#### TASK TO CARRY OUT:
With the pictures left out, copy the listing below exactly.

Figure data in JSON
>> Begin

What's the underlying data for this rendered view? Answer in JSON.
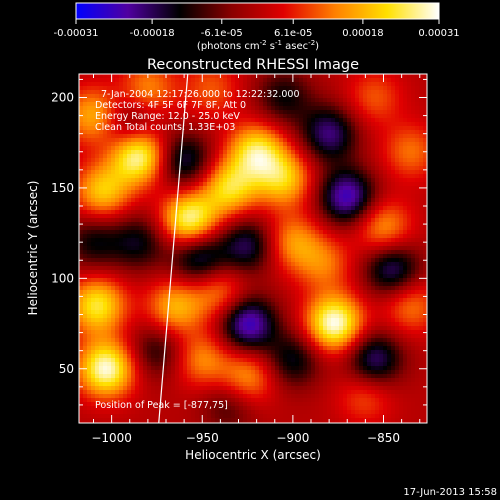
{
  "colorbar": {
    "tick_labels": [
      "-0.00031",
      "-0.00018",
      "-6.1e-05",
      "6.1e-05",
      "0.00018",
      "0.00031"
    ],
    "tick_values": [
      -0.00031,
      -0.00018,
      -6.1e-05,
      6.1e-05,
      0.00018,
      0.00031
    ],
    "unit_main": "(photons cm",
    "unit_exp1": "-2",
    "unit_mid": " s",
    "unit_exp2": "-1",
    "unit_tail": " asec",
    "unit_exp3": "-2",
    "unit_close": ")",
    "range": [
      -0.00031,
      0.00031
    ],
    "colormap": [
      "#0000ff",
      "#5000a0",
      "#000000",
      "#8a0000",
      "#e00000",
      "#ff8000",
      "#ffe000",
      "#ffffff"
    ]
  },
  "chart_data": {
    "type": "heatmap",
    "title": "Reconstructed RHESSI Image",
    "xlabel": "Heliocentric X (arcsec)",
    "ylabel": "Heliocentric Y (arcsec)",
    "xlim": [
      -1018,
      -826
    ],
    "ylim": [
      20,
      213
    ],
    "x_ticks": [
      -1000,
      -950,
      -900,
      -850
    ],
    "y_ticks": [
      50,
      100,
      150,
      200
    ],
    "annotations": {
      "time_range": "7-Jan-2004 12:17:26.000 to 12:22:32.000",
      "detectors": "Detectors: 4F 5F 6F 7F 8F, Att 0",
      "energy": "Energy Range: 12.0 - 25.0 keV",
      "method": "Clean    Total counts: 1.33E+03",
      "peak": "Position of Peak = [-877,75]"
    },
    "limb_line": [
      [
        -958,
        213
      ],
      [
        -974,
        20
      ]
    ],
    "sources": [
      {
        "x": -985,
        "y": 168,
        "value": 0.0003
      },
      {
        "x": -1005,
        "y": 148,
        "value": 0.0002
      },
      {
        "x": -957,
        "y": 132,
        "value": 0.00029
      },
      {
        "x": -935,
        "y": 150,
        "value": 0.00022
      },
      {
        "x": -920,
        "y": 170,
        "value": 0.00024
      },
      {
        "x": -905,
        "y": 155,
        "value": 0.0002
      },
      {
        "x": -900,
        "y": 120,
        "value": 0.00015
      },
      {
        "x": -877,
        "y": 75,
        "value": 0.00031
      },
      {
        "x": -883,
        "y": 108,
        "value": 0.00012
      },
      {
        "x": -1003,
        "y": 50,
        "value": 0.0003
      },
      {
        "x": -1008,
        "y": 85,
        "value": 0.00024
      },
      {
        "x": -965,
        "y": 84,
        "value": 0.00018
      },
      {
        "x": -940,
        "y": 92,
        "value": 0.00014
      },
      {
        "x": -850,
        "y": 128,
        "value": 0.00016
      },
      {
        "x": -835,
        "y": 170,
        "value": 0.00012
      },
      {
        "x": -980,
        "y": 205,
        "value": 0.00014
      },
      {
        "x": -945,
        "y": 205,
        "value": 0.0001
      },
      {
        "x": -855,
        "y": 200,
        "value": 0.0001
      },
      {
        "x": -925,
        "y": 45,
        "value": 0.00016
      },
      {
        "x": -950,
        "y": 55,
        "value": 0.00014
      },
      {
        "x": -1010,
        "y": 190,
        "value": 0.00018
      },
      {
        "x": -860,
        "y": 35,
        "value": 0.0001
      },
      {
        "x": -835,
        "y": 85,
        "value": 0.00013
      },
      {
        "x": -960,
        "y": 165,
        "value": -0.00018
      },
      {
        "x": -952,
        "y": 112,
        "value": -0.0002
      },
      {
        "x": -925,
        "y": 118,
        "value": -0.00018
      },
      {
        "x": -925,
        "y": 75,
        "value": -0.00026
      },
      {
        "x": -870,
        "y": 145,
        "value": -0.00025
      },
      {
        "x": -880,
        "y": 180,
        "value": -0.0002
      },
      {
        "x": -845,
        "y": 105,
        "value": -0.0002
      },
      {
        "x": -855,
        "y": 55,
        "value": -0.0002
      },
      {
        "x": -900,
        "y": 55,
        "value": -0.00015
      },
      {
        "x": -985,
        "y": 120,
        "value": -0.00014
      },
      {
        "x": -1010,
        "y": 120,
        "value": -0.00013
      },
      {
        "x": -990,
        "y": 185,
        "value": -0.00013
      },
      {
        "x": -975,
        "y": 60,
        "value": -0.00012
      },
      {
        "x": -905,
        "y": 200,
        "value": -0.00013
      },
      {
        "x": -935,
        "y": 30,
        "value": -0.0001
      }
    ]
  },
  "footer": {
    "timestamp": "17-Jun-2013 15:58"
  }
}
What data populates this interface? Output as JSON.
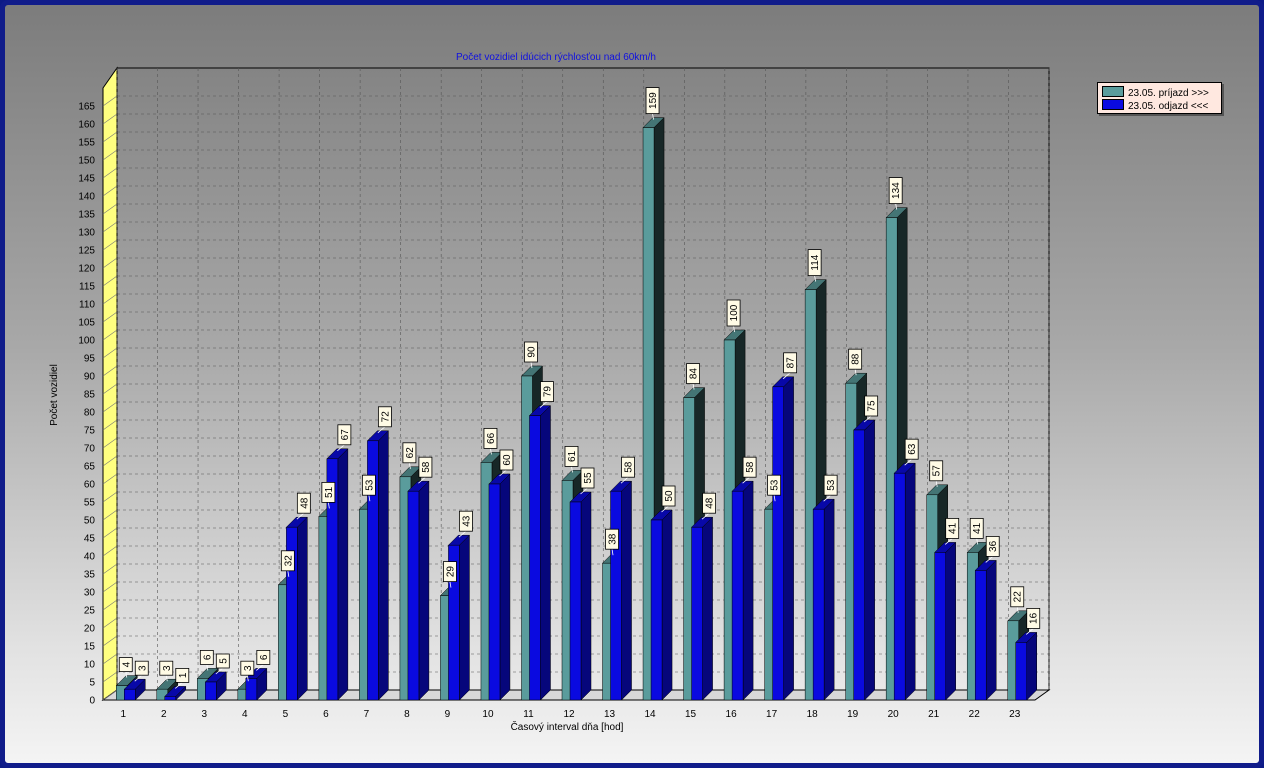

>> End

#### TASK SOLUTION:
What's the underlying data for this rendered view? Answer in JSON.
{
  "colorbar": {
    "tick_labels": [
      "-0.00031",
      "-0.00018",
      "-6.1e-05",
      "6.1e-05",
      "0.00018",
      "0.00031"
    ],
    "tick_values": [
      -0.00031,
      -0.00018,
      -6.1e-05,
      6.1e-05,
      0.00018,
      0.00031
    ],
    "unit_main": "(photons cm",
    "unit_exp1": "-2",
    "unit_mid": " s",
    "unit_exp2": "-1",
    "unit_tail": " asec",
    "unit_exp3": "-2",
    "unit_close": ")",
    "range": [
      -0.00031,
      0.00031
    ],
    "colormap": [
      "#0000ff",
      "#5000a0",
      "#000000",
      "#8a0000",
      "#e00000",
      "#ff8000",
      "#ffe000",
      "#ffffff"
    ]
  },
  "chart_data": {
    "type": "heatmap",
    "title": "Reconstructed RHESSI Image",
    "xlabel": "Heliocentric X (arcsec)",
    "ylabel": "Heliocentric Y (arcsec)",
    "xlim": [
      -1018,
      -826
    ],
    "ylim": [
      20,
      213
    ],
    "x_ticks": [
      -1000,
      -950,
      -900,
      -850
    ],
    "y_ticks": [
      50,
      100,
      150,
      200
    ],
    "annotations": {
      "time_range": "7-Jan-2004 12:17:26.000 to 12:22:32.000",
      "detectors": "Detectors: 4F 5F 6F 7F 8F, Att 0",
      "energy": "Energy Range: 12.0 - 25.0 keV",
      "method": "Clean    Total counts: 1.33E+03",
      "peak": "Position of Peak = [-877,75]"
    },
    "limb_line": [
      [
        -958,
        213
      ],
      [
        -974,
        20
      ]
    ],
    "sources": [
      {
        "x": -985,
        "y": 168,
        "value": 0.0003
      },
      {
        "x": -1005,
        "y": 148,
        "value": 0.0002
      },
      {
        "x": -957,
        "y": 132,
        "value": 0.00029
      },
      {
        "x": -935,
        "y": 150,
        "value": 0.00022
      },
      {
        "x": -920,
        "y": 170,
        "value": 0.00024
      },
      {
        "x": -905,
        "y": 155,
        "value": 0.0002
      },
      {
        "x": -900,
        "y": 120,
        "value": 0.00015
      },
      {
        "x": -877,
        "y": 75,
        "value": 0.00031
      },
      {
        "x": -883,
        "y": 108,
        "value": 0.00012
      },
      {
        "x": -1003,
        "y": 50,
        "value": 0.0003
      },
      {
        "x": -1008,
        "y": 85,
        "value": 0.00024
      },
      {
        "x": -965,
        "y": 84,
        "value": 0.00018
      },
      {
        "x": -940,
        "y": 92,
        "value": 0.00014
      },
      {
        "x": -850,
        "y": 128,
        "value": 0.00016
      },
      {
        "x": -835,
        "y": 170,
        "value": 0.00012
      },
      {
        "x": -980,
        "y": 205,
        "value": 0.00014
      },
      {
        "x": -945,
        "y": 205,
        "value": 0.0001
      },
      {
        "x": -855,
        "y": 200,
        "value": 0.0001
      },
      {
        "x": -925,
        "y": 45,
        "value": 0.00016
      },
      {
        "x": -950,
        "y": 55,
        "value": 0.00014
      },
      {
        "x": -1010,
        "y": 190,
        "value": 0.00018
      },
      {
        "x": -860,
        "y": 35,
        "value": 0.0001
      },
      {
        "x": -835,
        "y": 85,
        "value": 0.00013
      },
      {
        "x": -960,
        "y": 165,
        "value": -0.00018
      },
      {
        "x": -952,
        "y": 112,
        "value": -0.0002
      },
      {
        "x": -925,
        "y": 118,
        "value": -0.00018
      },
      {
        "x": -925,
        "y": 75,
        "value": -0.00026
      },
      {
        "x": -870,
        "y": 145,
        "value": -0.00025
      },
      {
        "x": -880,
        "y": 180,
        "value": -0.0002
      },
      {
        "x": -845,
        "y": 105,
        "value": -0.0002
      },
      {
        "x": -855,
        "y": 55,
        "value": -0.0002
      },
      {
        "x": -900,
        "y": 55,
        "value": -0.00015
      },
      {
        "x": -985,
        "y": 120,
        "value": -0.00014
      },
      {
        "x": -1010,
        "y": 120,
        "value": -0.00013
      },
      {
        "x": -990,
        "y": 185,
        "value": -0.00013
      },
      {
        "x": -975,
        "y": 60,
        "value": -0.00012
      },
      {
        "x": -905,
        "y": 200,
        "value": -0.00013
      },
      {
        "x": -935,
        "y": 30,
        "value": -0.0001
      }
    ]
  },
  "footer": {
    "timestamp": "17-Jun-2013 15:58"
  }
}
What data populates this interface? Output as JSON.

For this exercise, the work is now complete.